# start of Extracted material

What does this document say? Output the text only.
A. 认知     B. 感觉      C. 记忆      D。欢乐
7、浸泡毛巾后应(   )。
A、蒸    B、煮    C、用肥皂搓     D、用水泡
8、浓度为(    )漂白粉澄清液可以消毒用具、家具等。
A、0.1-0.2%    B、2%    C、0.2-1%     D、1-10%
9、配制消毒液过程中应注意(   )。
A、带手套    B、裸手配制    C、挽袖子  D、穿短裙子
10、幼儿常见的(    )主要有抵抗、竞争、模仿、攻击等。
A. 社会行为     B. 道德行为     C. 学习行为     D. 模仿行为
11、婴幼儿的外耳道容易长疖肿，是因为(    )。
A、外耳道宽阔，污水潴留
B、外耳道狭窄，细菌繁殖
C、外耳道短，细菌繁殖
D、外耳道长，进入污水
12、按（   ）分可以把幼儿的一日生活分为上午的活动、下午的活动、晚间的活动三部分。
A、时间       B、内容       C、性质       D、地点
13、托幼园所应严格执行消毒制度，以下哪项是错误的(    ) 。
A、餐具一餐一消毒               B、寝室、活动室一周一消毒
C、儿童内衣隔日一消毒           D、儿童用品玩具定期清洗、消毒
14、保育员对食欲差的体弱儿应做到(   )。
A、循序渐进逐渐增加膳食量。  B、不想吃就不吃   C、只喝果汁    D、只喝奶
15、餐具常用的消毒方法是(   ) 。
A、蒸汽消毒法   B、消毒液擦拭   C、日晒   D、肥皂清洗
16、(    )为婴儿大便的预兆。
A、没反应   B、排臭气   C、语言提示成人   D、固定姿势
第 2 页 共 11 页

# end of Extracted material

Restate every line of the data word for word.

What does this document say? Output the text only.
A. 认知     B. 感觉      C. 记忆      D。欢乐
7、浸泡毛巾后应(   )。
A、蒸    B、煮    C、用肥皂搓     D、用水泡
8、浓度为(    )漂白粉澄清液可以消毒用具、家具等。
A、0.1-0.2%    B、2%    C、0.2-1%     D、1-10%
9、配制消毒液过程中应注意(   )。
A、带手套    B、裸手配制    C、挽袖子  D、穿短裙子
10、幼儿常见的(    )主要有抵抗、竞争、模仿、攻击等。
A. 社会行为     B. 道德行为     C. 学习行为     D. 模仿行为
11、婴幼儿的外耳道容易长疖肿，是因为(    )。
A、外耳道宽阔，污水潴留
B、外耳道狭窄，细菌繁殖
C、外耳道短，细菌繁殖
D、外耳道长，进入污水
12、按（   ）分可以把幼儿的一日生活分为上午的活动、下午的活动、晚间的活动三部分。
A、时间       B、内容       C、性质       D、地点
13、托幼园所应严格执行消毒制度，以下哪项是错误的(    ) 。
A、餐具一餐一消毒               B、寝室、活动室一周一消毒
C、儿童内衣隔日一消毒           D、儿童用品玩具定期清洗、消毒
14、保育员对食欲差的体弱儿应做到(   )。
A、循序渐进逐渐增加膳食量。  B、不想吃就不吃   C、只喝果汁    D、只喝奶
15、餐具常用的消毒方法是(   ) 。
A、蒸汽消毒法   B、消毒液擦拭   C、日晒   D、肥皂清洗
16、(    )为婴儿大便的预兆。
A、没反应   B、排臭气   C、语言提示成人   D、固定姿势
第 2 页 共 11 页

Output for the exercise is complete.